Written problem
Word for word, transcribe the lines below and drop the pictures.

Dataset content
|---|

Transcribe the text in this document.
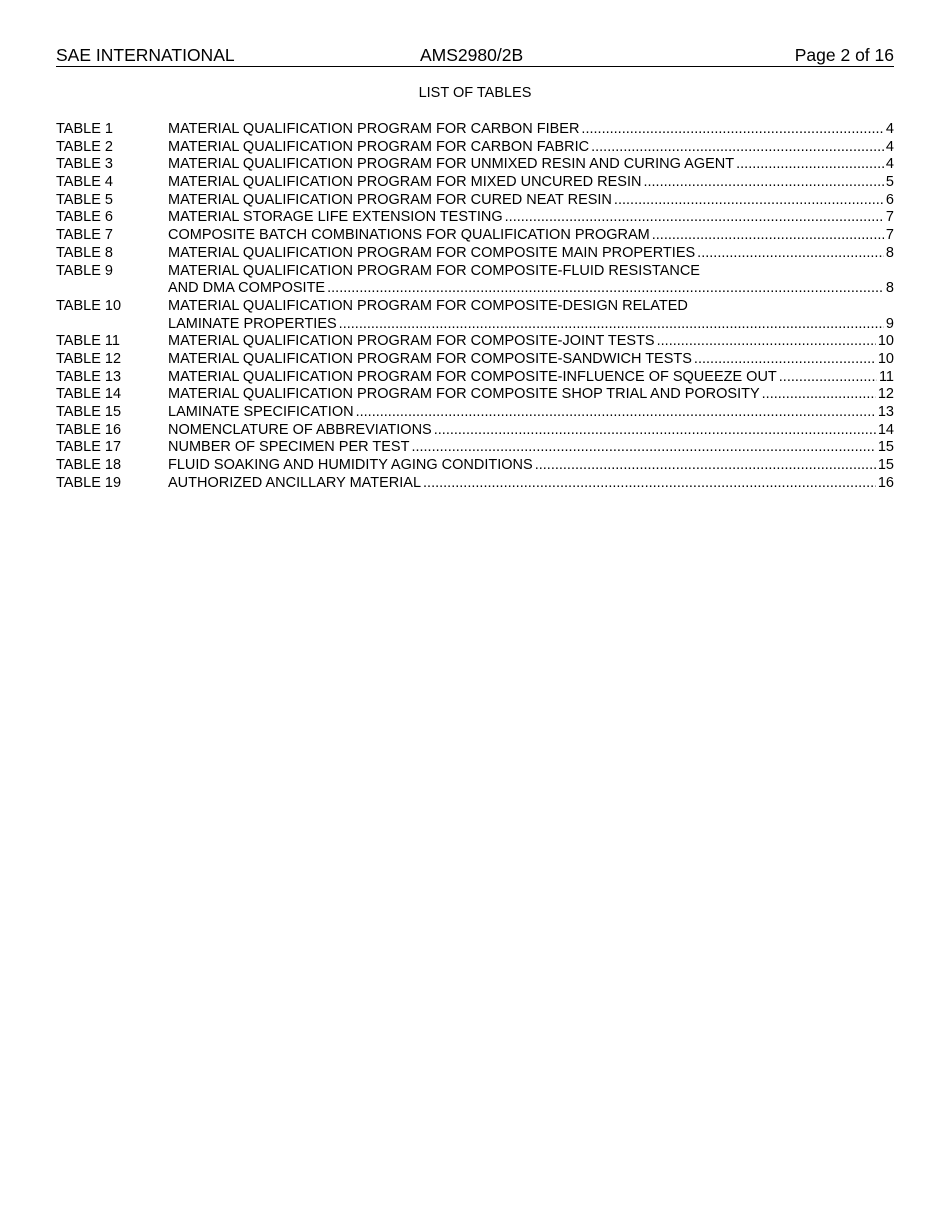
SAE INTERNATIONAL	AMS2980/2B	Page 2 of 16
LIST OF TABLES
TABLE 1	MATERIAL QUALIFICATION PROGRAM FOR CARBON FIBER .....	4
TABLE 2	MATERIAL QUALIFICATION PROGRAM FOR CARBON FABRIC .....	4
TABLE 3	MATERIAL QUALIFICATION PROGRAM FOR UNMIXED RESIN AND CURING AGENT .....	4
TABLE 4	MATERIAL QUALIFICATION PROGRAM FOR MIXED UNCURED RESIN .....	5
TABLE 5	MATERIAL QUALIFICATION PROGRAM FOR CURED NEAT RESIN .....	6
TABLE 6	MATERIAL STORAGE LIFE EXTENSION TESTING .....	7
TABLE 7	COMPOSITE BATCH COMBINATIONS FOR QUALIFICATION PROGRAM .....	7
TABLE 8	MATERIAL QUALIFICATION PROGRAM FOR COMPOSITE MAIN PROPERTIES .....	8
TABLE 9	MATERIAL QUALIFICATION PROGRAM FOR COMPOSITE-FLUID RESISTANCE
AND DMA COMPOSITE .....	8
TABLE 10	MATERIAL QUALIFICATION PROGRAM FOR COMPOSITE-DESIGN RELATED
LAMINATE PROPERTIES .....	9
TABLE 11	MATERIAL QUALIFICATION PROGRAM FOR COMPOSITE-JOINT TESTS .....	10
TABLE 12	MATERIAL QUALIFICATION PROGRAM FOR COMPOSITE-SANDWICH TESTS .....	10
TABLE 13	MATERIAL QUALIFICATION PROGRAM FOR COMPOSITE-INFLUENCE OF SQUEEZE OUT .....	11
TABLE 14	MATERIAL QUALIFICATION PROGRAM FOR COMPOSITE SHOP TRIAL AND POROSITY .....	12
TABLE 15	LAMINATE SPECIFICATION .....	13
TABLE 16	NOMENCLATURE OF ABBREVIATIONS .....	14
TABLE 17	NUMBER OF SPECIMEN PER TEST .....	15
TABLE 18	FLUID SOAKING AND HUMIDITY AGING CONDITIONS .....	15
TABLE 19	AUTHORIZED ANCILLARY MATERIAL .....	16
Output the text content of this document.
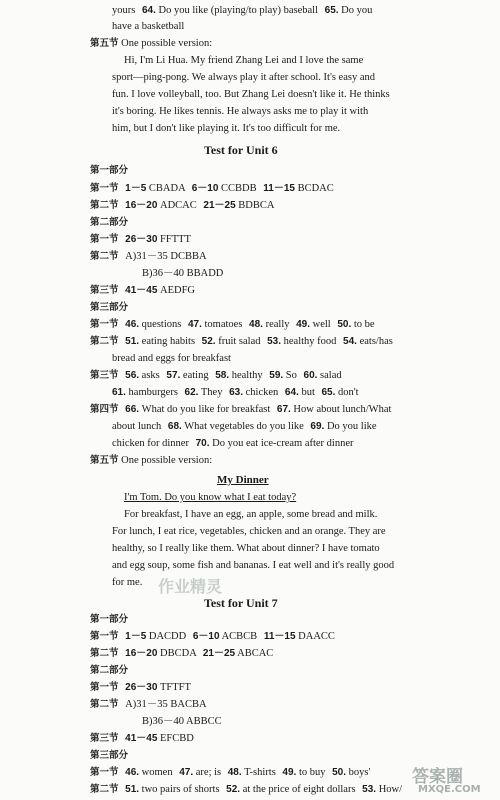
yours 64. Do you like (playing/to play) baseball 65. Do you
have a basketball
第五节 One possible version:
Hi, I'm Li Hua. My friend Zhang Lei and I love the same
sport—ping-pong. We always play it after school. It's easy and
fun. I love volleyball, too. But Zhang Lei doesn't like it. He thinks
it's boring. He likes tennis. He always asks me to play it with
him, but I don't like playing it. It's too difficult for me.
Test for Unit 6
第一部分
第一节 1－5 CBADA 6－10 CCBDB 11－15 BCDAC
第二节 16－20 ADCAC 21－25 BDBCA
第二部分
第一节 26－30 FFTTT
第二节 A)31－35 DCBBA
B)36－40 BBADD
第三节 41－45 AEDFG
第三部分
第一节 46. questions 47. tomatoes 48. really 49. well 50. to be
第二节 51. eating habits 52. fruit salad 53. healthy food 54. eats/has
bread and eggs for breakfast
第三节 56. asks 57. eating 58. healthy 59. So 60. salad
61. hamburgers 62. They 63. chicken 64. but 65. don't
第四节 66. What do you like for breakfast 67. How about lunch/What
about lunch 68. What vegetables do you like 69. Do you like
chicken for dinner 70. Do you eat ice-cream after dinner
第五节 One possible version:
My Dinner
I'm Tom. Do you know what I eat today?
For breakfast, I have an egg, an apple, some bread and milk.
For lunch, I eat rice, vegetables, chicken and an orange. They are
healthy, so I really like them. What about dinner? I have tomato
and egg soup, some fish and bananas. I eat well and it's really good
for me. 作业精灵
Test for Unit 7
第一部分
第一节 1－5 DACDD 6－10 ACBCB 11－15 DAACC
第二节 16－20 DBCDA 21－25 ABCAC
第二部分
第一节 26－30 TFTFT
第二节 A)31－35 BACBA
B)36－40 ABBCC
第三节 41－45 EFCBD
第三部分
第一节 46. women 47. are; is 48. T-shirts 49. to buy 50. boys'
第二节 51. two pairs of shorts 52. at the price of eight dollars 53. How/
答案圈
MXQE.COM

|---|

Completed exercise
Transcribe the text in this document.
SAE INTERNATIONAL	AMS2980/2B	Page 2 of 16
LIST OF TABLES
TABLE 1	MATERIAL QUALIFICATION PROGRAM FOR CARBON FIBER .....	4
TABLE 2	MATERIAL QUALIFICATION PROGRAM FOR CARBON FABRIC .....	4
TABLE 3	MATERIAL QUALIFICATION PROGRAM FOR UNMIXED RESIN AND CURING AGENT .....	4
TABLE 4	MATERIAL QUALIFICATION PROGRAM FOR MIXED UNCURED RESIN .....	5
TABLE 5	MATERIAL QUALIFICATION PROGRAM FOR CURED NEAT RESIN .....	6
TABLE 6	MATERIAL STORAGE LIFE EXTENSION TESTING .....	7
TABLE 7	COMPOSITE BATCH COMBINATIONS FOR QUALIFICATION PROGRAM .....	7
TABLE 8	MATERIAL QUALIFICATION PROGRAM FOR COMPOSITE MAIN PROPERTIES .....	8
TABLE 9	MATERIAL QUALIFICATION PROGRAM FOR COMPOSITE-FLUID RESISTANCE
AND DMA COMPOSITE .....	8
TABLE 10	MATERIAL QUALIFICATION PROGRAM FOR COMPOSITE-DESIGN RELATED
LAMINATE PROPERTIES .....	9
TABLE 11	MATERIAL QUALIFICATION PROGRAM FOR COMPOSITE-JOINT TESTS .....	10
TABLE 12	MATERIAL QUALIFICATION PROGRAM FOR COMPOSITE-SANDWICH TESTS .....	10
TABLE 13	MATERIAL QUALIFICATION PROGRAM FOR COMPOSITE-INFLUENCE OF SQUEEZE OUT .....	11
TABLE 14	MATERIAL QUALIFICATION PROGRAM FOR COMPOSITE SHOP TRIAL AND POROSITY .....	12
TABLE 15	LAMINATE SPECIFICATION .....	13
TABLE 16	NOMENCLATURE OF ABBREVIATIONS .....	14
TABLE 17	NUMBER OF SPECIMEN PER TEST .....	15
TABLE 18	FLUID SOAKING AND HUMIDITY AGING CONDITIONS .....	15
TABLE 19	AUTHORIZED ANCILLARY MATERIAL .....	16
Output the text content of this document.
yours 64. Do you like (playing/to play) baseball 65. Do you
have a basketball
第五节 One possible version:
Hi, I'm Li Hua. My friend Zhang Lei and I love the same
sport—ping-pong. We always play it after school. It's easy and
fun. I love volleyball, too. But Zhang Lei doesn't like it. He thinks
it's boring. He likes tennis. He always asks me to play it with
him, but I don't like playing it. It's too difficult for me.
Test for Unit 6
第一部分
第一节 1－5 CBADA 6－10 CCBDB 11－15 BCDAC
第二节 16－20 ADCAC 21－25 BDBCA
第二部分
第一节 26－30 FFTTT
第二节 A)31－35 DCBBA
B)36－40 BBADD
第三节 41－45 AEDFG
第三部分
第一节 46. questions 47. tomatoes 48. really 49. well 50. to be
第二节 51. eating habits 52. fruit salad 53. healthy food 54. eats/has
bread and eggs for breakfast
第三节 56. asks 57. eating 58. healthy 59. So 60. salad
61. hamburgers 62. They 63. chicken 64. but 65. don't
第四节 66. What do you like for breakfast 67. How about lunch/What
about lunch 68. What vegetables do you like 69. Do you like
chicken for dinner 70. Do you eat ice-cream after dinner
第五节 One possible version:
My Dinner
I'm Tom. Do you know what I eat today?
For breakfast, I have an egg, an apple, some bread and milk.
For lunch, I eat rice, vegetables, chicken and an orange. They are
healthy, so I really like them. What about dinner? I have tomato
and egg soup, some fish and bananas. I eat well and it's really good
for me. 作业精灵
Test for Unit 7
第一部分
第一节 1－5 DACDD 6－10 ACBCB 11－15 DAACC
第二节 16－20 DBCDA 21－25 ABCAC
第二部分
第一节 26－30 TFTFT
第二节 A)31－35 BACBA
B)36－40 ABBCC
第三节 41－45 EFCBD
第三部分
第一节 46. women 47. are; is 48. T-shirts 49. to buy 50. boys'
第二节 51. two pairs of shorts 52. at the price of eight dollars 53. How/
答案圈
MXQE.COM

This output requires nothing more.